═════ Records for the exercise ═════

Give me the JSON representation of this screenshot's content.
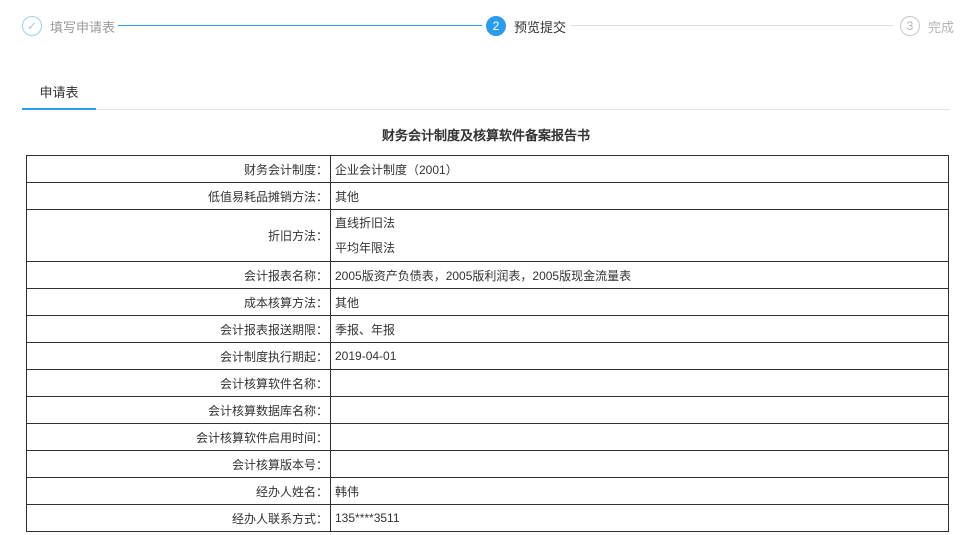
{
  "stepper": {
    "steps": [
      {
        "index": "✓",
        "label": "填写申请表",
        "state": "done"
      },
      {
        "index": "2",
        "label": "预览提交",
        "state": "active"
      },
      {
        "index": "3",
        "label": "完成",
        "state": "todo"
      }
    ]
  },
  "tab": {
    "label": "申请表"
  },
  "report": {
    "title": "财务会计制度及核算软件备案报告书",
    "rows": [
      {
        "label": "财务会计制度：",
        "value": "企业会计制度（2001）"
      },
      {
        "label": "低值易耗品摊销方法：",
        "value": "其他"
      },
      {
        "label": "折旧方法：",
        "values": [
          "直线折旧法",
          "平均年限法"
        ]
      },
      {
        "label": "会计报表名称：",
        "value": "2005版资产负债表，2005版利润表，2005版现金流量表"
      },
      {
        "label": "成本核算方法：",
        "value": "其他"
      },
      {
        "label": "会计报表报送期限：",
        "value": "季报、年报"
      },
      {
        "label": "会计制度执行期起：",
        "value": "2019-04-01"
      },
      {
        "label": "会计核算软件名称：",
        "value": ""
      },
      {
        "label": "会计核算数据库名称：",
        "value": ""
      },
      {
        "label": "会计核算软件启用时间：",
        "value": ""
      },
      {
        "label": "会计核算版本号：",
        "value": ""
      },
      {
        "label": "经办人姓名：",
        "value": "韩伟"
      },
      {
        "label": "经办人联系方式：",
        "value": "135****3511"
      }
    ]
  }
}
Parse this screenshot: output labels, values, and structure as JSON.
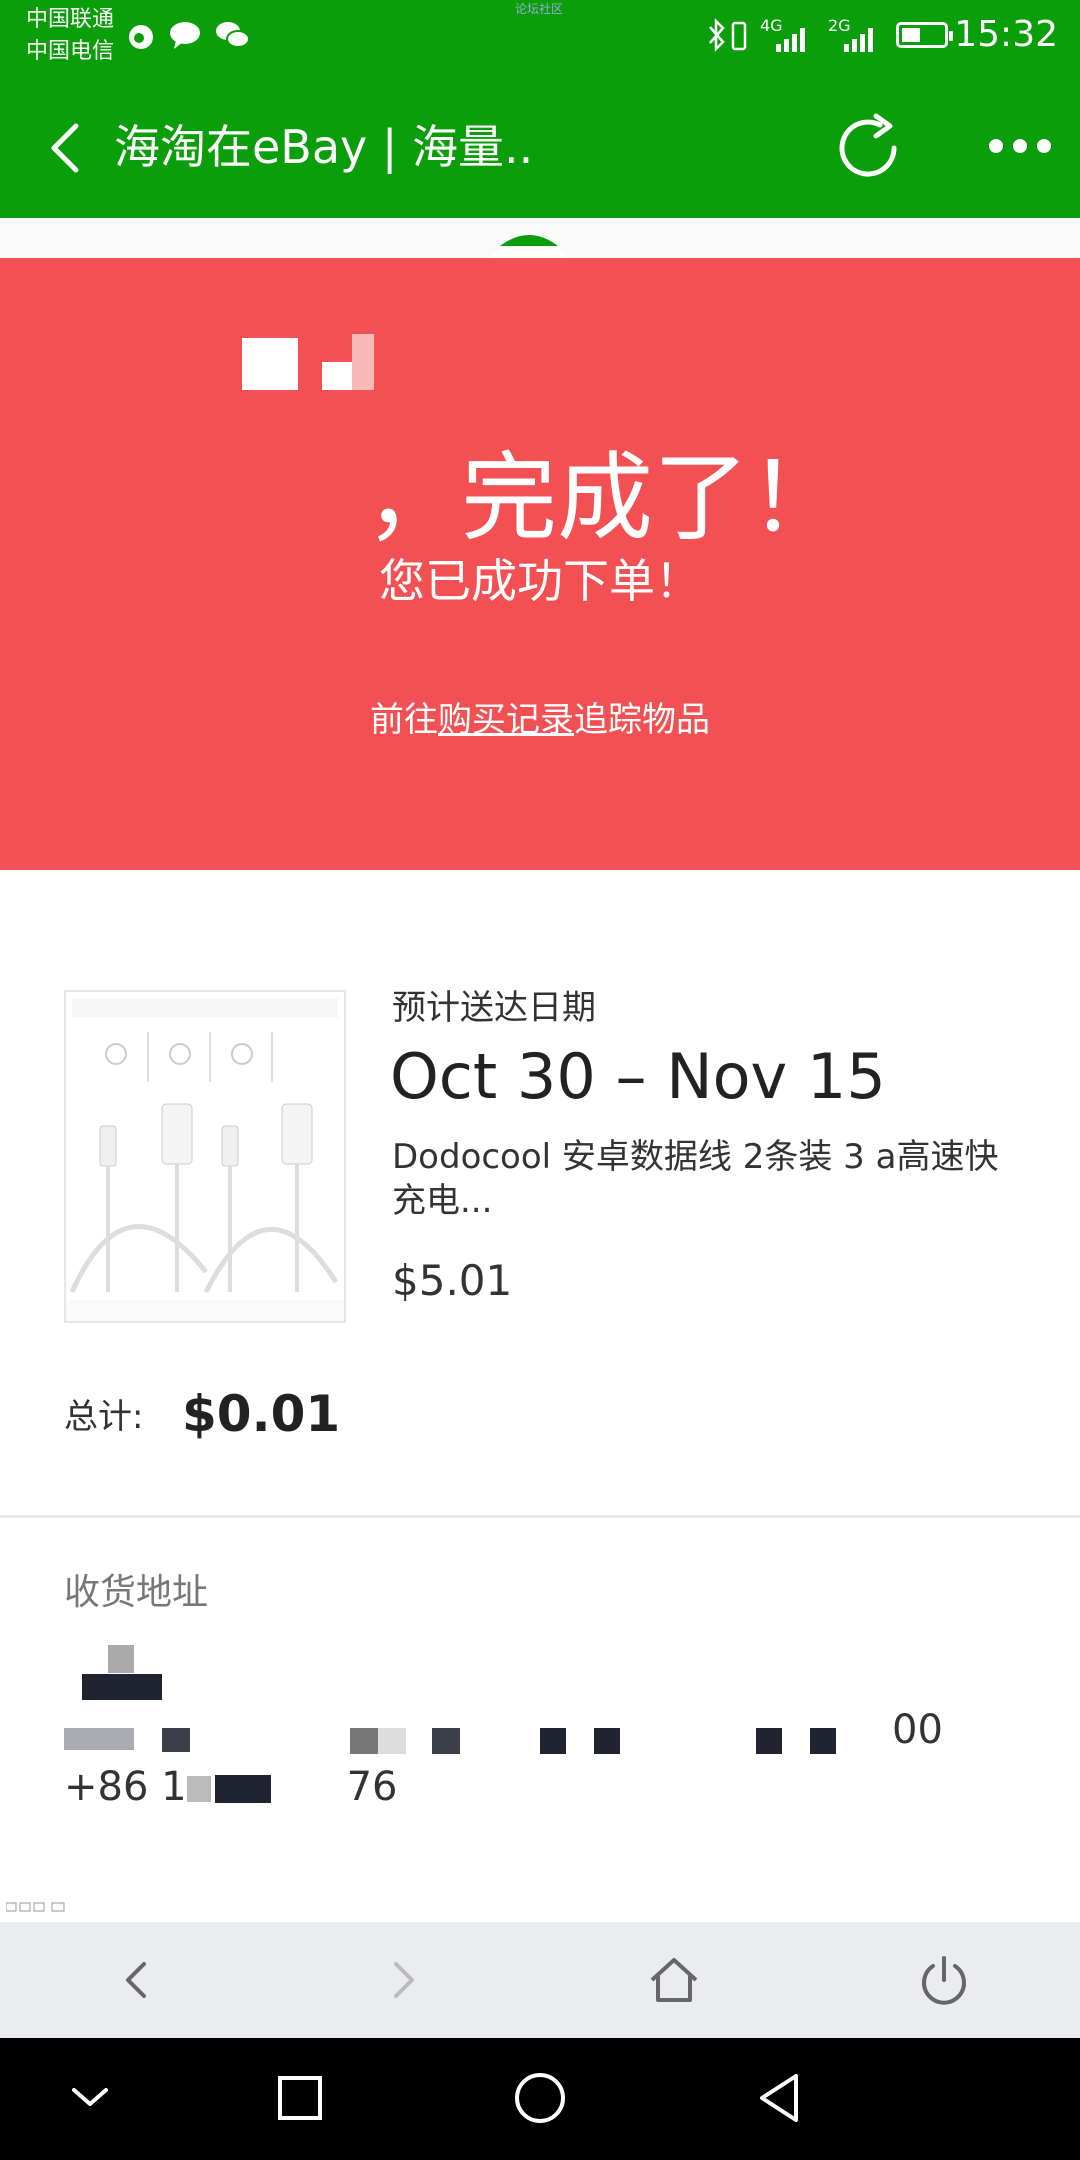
{
  "status_bar": {
    "carrier_1": "中国联通",
    "carrier_2": "中国电信",
    "tiny_link": "论坛社区",
    "net_1": "4G",
    "net_2": "2G",
    "time": "15:32"
  },
  "title_bar": {
    "title": "海淘在eBay | 海量..",
    "icons": [
      "back-arrow-icon",
      "refresh-icon",
      "more-icon"
    ]
  },
  "banner": {
    "headline_suffix": "，完成了！",
    "subtitle": "您已成功下单！",
    "track_prefix": "前往",
    "track_link": "购买记录",
    "track_suffix": "追踪物品"
  },
  "order": {
    "delivery_label": "预计送达日期",
    "delivery_date": "Oct 30 – Nov 15",
    "item_title": "Dodocool 安卓数据线 2条装 3 a高速快充电...",
    "item_price": "$5.01",
    "total_label": "总计:",
    "total_value": "$0.01"
  },
  "address": {
    "label": "收货地址",
    "line1_end": "00",
    "phone_prefix": "+86 1",
    "phone_suffix": "76"
  },
  "toolbar": {
    "icons": [
      "back-icon",
      "forward-icon",
      "home-icon",
      "power-icon"
    ]
  },
  "navbar": {
    "icons": [
      "collapse-icon",
      "recents-icon",
      "home-circle-icon",
      "back-triangle-icon"
    ]
  },
  "colors": {
    "green": "#0a9e0a",
    "red": "#f25052",
    "toolbar_bg": "#eaecef"
  }
}
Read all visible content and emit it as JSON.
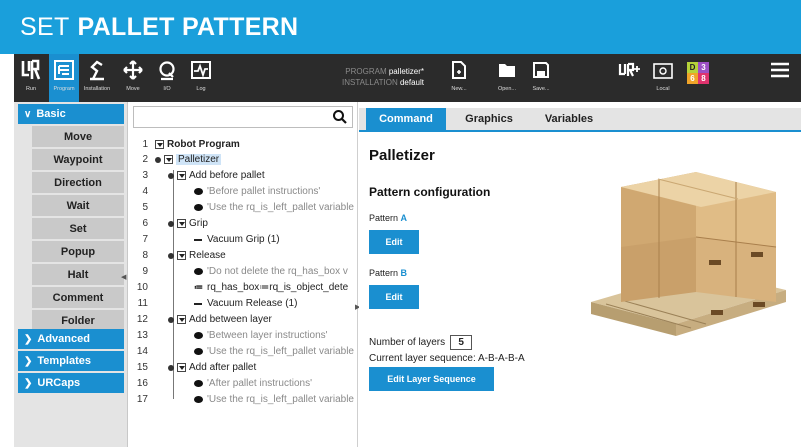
{
  "banner": {
    "light": "SET",
    "bold": "PALLET PATTERN"
  },
  "topbar": {
    "buttons": [
      {
        "label": "Run",
        "icon": "ur-logo-icon"
      },
      {
        "label": "Program",
        "icon": "program-icon"
      },
      {
        "label": "Installation",
        "icon": "installation-icon"
      },
      {
        "label": "Move",
        "icon": "move-icon"
      },
      {
        "label": "I/O",
        "icon": "io-icon"
      },
      {
        "label": "Log",
        "icon": "log-icon"
      }
    ],
    "program_label": "PROGRAM",
    "program_value": "palletizer*",
    "installation_label": "INSTALLATION",
    "installation_value": "default",
    "file_buttons": [
      {
        "label": "New...",
        "icon": "new-file-icon"
      },
      {
        "label": "Open...",
        "icon": "folder-icon"
      },
      {
        "label": "Save...",
        "icon": "save-icon"
      }
    ],
    "local_label": "Local",
    "dots": [
      "D",
      "3",
      "6",
      "8"
    ],
    "colors": {
      "accent": "#1a8fd0",
      "bar": "#2b2b2b",
      "dots": [
        "#b6d33a",
        "#9d4fc4",
        "#f0a429",
        "#e0336e"
      ]
    }
  },
  "sidebar": {
    "categories": [
      {
        "label": "Basic",
        "expanded": true
      },
      {
        "label": "Advanced",
        "expanded": false
      },
      {
        "label": "Templates",
        "expanded": false
      },
      {
        "label": "URCaps",
        "expanded": false
      }
    ],
    "basic_items": [
      "Move",
      "Waypoint",
      "Direction",
      "Wait",
      "Set",
      "Popup",
      "Halt",
      "Comment",
      "Folder"
    ]
  },
  "tree": {
    "search_placeholder": "",
    "lines": [
      {
        "num": "1",
        "text": "Robot Program",
        "kind": "root"
      },
      {
        "num": "2",
        "text": "Palletizer",
        "kind": "node"
      },
      {
        "num": "3",
        "text": "Add before pallet",
        "kind": "node"
      },
      {
        "num": "4",
        "text": "'Before pallet instructions'",
        "kind": "comment"
      },
      {
        "num": "5",
        "text": "'Use the rq_is_left_pallet variable",
        "kind": "comment"
      },
      {
        "num": "6",
        "text": "Grip",
        "kind": "node"
      },
      {
        "num": "7",
        "text": "Vacuum Grip  (1)",
        "kind": "cmd"
      },
      {
        "num": "8",
        "text": "Release",
        "kind": "node"
      },
      {
        "num": "9",
        "text": "'Do not delete the rq_has_box v",
        "kind": "comment"
      },
      {
        "num": "10",
        "text": "rq_has_box≔rq_is_object_dete",
        "kind": "assign"
      },
      {
        "num": "11",
        "text": "Vacuum Release  (1)",
        "kind": "cmd"
      },
      {
        "num": "12",
        "text": "Add between layer",
        "kind": "node"
      },
      {
        "num": "13",
        "text": "'Between layer instructions'",
        "kind": "comment"
      },
      {
        "num": "14",
        "text": "'Use the rq_is_left_pallet variable",
        "kind": "comment"
      },
      {
        "num": "15",
        "text": "Add after pallet",
        "kind": "node"
      },
      {
        "num": "16",
        "text": "'After pallet instructions'",
        "kind": "comment"
      },
      {
        "num": "17",
        "text": "'Use the rq_is_left_pallet variable",
        "kind": "comment"
      }
    ]
  },
  "panel": {
    "tabs": [
      "Command",
      "Graphics",
      "Variables"
    ],
    "active_tab": "Command",
    "title": "Palletizer",
    "section": "Pattern configuration",
    "pattern_a_label": "Pattern",
    "pattern_a_letter": "A",
    "pattern_b_label": "Pattern",
    "pattern_b_letter": "B",
    "edit_label": "Edit",
    "layers_label": "Number of layers",
    "layers_value": "5",
    "sequence_label": "Current layer sequence: A-B-A-B-A",
    "edit_sequence_label": "Edit Layer Sequence"
  }
}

═════

What the exercise asks
Wherever the string "this" appears in the entries above, list that line.

The reply
Give me the JSON representation of this screenshot's content.
Parse this screenshot: output labels, values, and structure as JSON.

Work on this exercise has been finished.